** What is needed **
Filter the data below for the string "fibrineuses" and copy each matching line.

(Stored entries)
>>

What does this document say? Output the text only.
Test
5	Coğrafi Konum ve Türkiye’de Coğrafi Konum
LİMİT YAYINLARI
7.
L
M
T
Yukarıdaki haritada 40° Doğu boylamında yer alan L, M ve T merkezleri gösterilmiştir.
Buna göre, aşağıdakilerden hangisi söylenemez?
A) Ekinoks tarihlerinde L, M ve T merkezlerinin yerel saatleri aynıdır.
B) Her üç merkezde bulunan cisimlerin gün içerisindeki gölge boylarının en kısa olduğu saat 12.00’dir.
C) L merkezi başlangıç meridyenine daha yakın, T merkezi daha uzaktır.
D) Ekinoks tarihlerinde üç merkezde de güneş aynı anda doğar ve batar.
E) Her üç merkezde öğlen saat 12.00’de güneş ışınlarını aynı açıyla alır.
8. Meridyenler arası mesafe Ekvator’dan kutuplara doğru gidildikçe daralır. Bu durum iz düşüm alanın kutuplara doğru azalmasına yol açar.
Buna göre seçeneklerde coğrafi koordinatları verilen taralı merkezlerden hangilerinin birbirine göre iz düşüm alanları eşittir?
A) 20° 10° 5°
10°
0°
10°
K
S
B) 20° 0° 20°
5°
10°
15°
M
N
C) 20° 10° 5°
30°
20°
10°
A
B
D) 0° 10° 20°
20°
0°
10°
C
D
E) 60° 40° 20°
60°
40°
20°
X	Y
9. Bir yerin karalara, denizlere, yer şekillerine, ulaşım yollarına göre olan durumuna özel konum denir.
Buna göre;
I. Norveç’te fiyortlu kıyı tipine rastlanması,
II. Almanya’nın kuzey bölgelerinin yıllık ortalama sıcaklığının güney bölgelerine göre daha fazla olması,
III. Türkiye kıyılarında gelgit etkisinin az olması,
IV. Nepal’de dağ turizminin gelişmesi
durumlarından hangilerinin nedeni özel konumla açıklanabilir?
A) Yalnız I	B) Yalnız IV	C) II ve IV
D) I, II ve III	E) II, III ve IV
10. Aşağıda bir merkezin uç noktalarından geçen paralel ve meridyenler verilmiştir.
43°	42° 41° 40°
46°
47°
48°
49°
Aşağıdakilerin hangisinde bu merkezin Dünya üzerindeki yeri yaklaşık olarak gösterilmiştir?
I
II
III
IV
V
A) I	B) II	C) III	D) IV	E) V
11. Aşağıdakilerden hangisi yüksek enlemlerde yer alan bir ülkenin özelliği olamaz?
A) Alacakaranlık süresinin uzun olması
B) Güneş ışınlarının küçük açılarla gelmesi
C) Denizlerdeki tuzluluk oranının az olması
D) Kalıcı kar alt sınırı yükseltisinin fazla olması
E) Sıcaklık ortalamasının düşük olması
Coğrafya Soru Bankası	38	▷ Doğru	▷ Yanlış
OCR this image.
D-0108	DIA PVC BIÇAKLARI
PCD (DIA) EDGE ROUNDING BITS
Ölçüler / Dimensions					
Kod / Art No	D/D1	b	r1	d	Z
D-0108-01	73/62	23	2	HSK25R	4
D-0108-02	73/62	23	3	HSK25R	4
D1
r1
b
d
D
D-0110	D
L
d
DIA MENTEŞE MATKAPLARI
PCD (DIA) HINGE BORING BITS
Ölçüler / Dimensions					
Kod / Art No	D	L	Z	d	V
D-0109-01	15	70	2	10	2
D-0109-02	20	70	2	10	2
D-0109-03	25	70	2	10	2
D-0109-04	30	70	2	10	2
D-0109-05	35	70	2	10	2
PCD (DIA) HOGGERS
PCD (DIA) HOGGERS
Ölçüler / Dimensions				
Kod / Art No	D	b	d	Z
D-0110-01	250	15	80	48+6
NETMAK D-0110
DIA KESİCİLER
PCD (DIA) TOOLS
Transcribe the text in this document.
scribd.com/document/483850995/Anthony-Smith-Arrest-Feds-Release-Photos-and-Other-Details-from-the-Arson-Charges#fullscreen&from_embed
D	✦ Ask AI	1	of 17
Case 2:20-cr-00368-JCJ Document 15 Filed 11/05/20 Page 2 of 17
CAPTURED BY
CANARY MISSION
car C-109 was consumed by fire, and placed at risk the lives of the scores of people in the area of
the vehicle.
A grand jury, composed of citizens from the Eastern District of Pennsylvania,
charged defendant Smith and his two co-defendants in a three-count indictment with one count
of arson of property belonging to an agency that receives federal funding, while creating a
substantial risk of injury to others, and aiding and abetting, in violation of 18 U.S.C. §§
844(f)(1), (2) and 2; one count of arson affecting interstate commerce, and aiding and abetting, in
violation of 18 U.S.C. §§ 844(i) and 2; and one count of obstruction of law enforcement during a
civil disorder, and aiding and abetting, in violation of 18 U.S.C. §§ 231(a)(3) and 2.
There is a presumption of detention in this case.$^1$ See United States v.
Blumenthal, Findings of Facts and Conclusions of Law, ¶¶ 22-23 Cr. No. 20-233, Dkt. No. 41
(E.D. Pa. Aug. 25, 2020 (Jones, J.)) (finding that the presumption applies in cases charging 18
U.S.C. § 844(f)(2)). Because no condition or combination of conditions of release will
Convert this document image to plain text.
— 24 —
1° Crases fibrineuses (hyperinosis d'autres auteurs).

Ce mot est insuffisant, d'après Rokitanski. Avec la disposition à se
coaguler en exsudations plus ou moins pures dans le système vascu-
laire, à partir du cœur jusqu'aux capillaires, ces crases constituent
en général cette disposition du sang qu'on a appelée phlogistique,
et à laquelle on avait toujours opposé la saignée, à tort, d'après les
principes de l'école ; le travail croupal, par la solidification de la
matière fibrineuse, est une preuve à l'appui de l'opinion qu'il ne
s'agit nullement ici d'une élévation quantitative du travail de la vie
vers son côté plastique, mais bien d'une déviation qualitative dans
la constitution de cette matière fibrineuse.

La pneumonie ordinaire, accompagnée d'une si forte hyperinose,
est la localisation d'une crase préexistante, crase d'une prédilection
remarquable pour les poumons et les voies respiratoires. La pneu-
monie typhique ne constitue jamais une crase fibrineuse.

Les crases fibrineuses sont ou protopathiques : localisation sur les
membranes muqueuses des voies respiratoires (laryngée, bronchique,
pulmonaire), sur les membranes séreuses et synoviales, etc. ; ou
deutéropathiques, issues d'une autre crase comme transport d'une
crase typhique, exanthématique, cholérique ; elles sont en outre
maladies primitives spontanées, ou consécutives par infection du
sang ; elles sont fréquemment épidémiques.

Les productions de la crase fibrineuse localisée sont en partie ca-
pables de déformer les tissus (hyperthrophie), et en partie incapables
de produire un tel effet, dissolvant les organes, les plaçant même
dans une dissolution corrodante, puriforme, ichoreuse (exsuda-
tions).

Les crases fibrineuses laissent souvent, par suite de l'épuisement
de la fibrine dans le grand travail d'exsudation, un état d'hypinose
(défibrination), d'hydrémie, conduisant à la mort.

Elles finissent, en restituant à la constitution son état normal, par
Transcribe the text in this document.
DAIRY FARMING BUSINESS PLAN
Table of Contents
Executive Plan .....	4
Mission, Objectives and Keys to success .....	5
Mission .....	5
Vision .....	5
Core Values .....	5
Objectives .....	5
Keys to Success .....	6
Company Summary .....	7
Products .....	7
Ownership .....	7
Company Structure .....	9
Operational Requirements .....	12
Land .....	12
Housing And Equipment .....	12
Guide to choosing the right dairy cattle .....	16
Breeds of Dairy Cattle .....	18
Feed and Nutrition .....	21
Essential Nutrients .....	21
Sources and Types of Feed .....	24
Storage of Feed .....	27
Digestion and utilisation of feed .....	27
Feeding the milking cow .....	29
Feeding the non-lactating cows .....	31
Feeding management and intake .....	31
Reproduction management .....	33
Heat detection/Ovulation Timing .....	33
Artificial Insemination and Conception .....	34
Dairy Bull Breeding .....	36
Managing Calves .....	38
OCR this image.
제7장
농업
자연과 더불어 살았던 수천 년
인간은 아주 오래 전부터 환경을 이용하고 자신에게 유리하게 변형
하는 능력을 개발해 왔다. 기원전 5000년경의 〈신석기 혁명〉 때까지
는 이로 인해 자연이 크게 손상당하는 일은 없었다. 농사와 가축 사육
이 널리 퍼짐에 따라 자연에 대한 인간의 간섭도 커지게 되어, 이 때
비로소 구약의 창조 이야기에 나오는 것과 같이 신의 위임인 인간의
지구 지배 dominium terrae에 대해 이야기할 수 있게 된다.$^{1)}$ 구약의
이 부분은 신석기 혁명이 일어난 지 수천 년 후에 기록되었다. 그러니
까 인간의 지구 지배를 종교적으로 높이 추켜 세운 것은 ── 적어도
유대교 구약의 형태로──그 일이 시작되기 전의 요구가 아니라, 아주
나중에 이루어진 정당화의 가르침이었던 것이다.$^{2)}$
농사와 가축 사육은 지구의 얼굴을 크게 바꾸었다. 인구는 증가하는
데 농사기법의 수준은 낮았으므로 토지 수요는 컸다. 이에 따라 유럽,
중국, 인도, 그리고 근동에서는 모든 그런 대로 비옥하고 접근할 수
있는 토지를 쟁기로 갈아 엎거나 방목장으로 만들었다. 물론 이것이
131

<<

** Result of the task **
1° Crases fibrineuses (hyperinosis d'autres auteurs).
Les crases fibrineuses sont ou protopathiques : localisation sur les
Les crases fibrineuses laissent souvent, par suite de l'épuisement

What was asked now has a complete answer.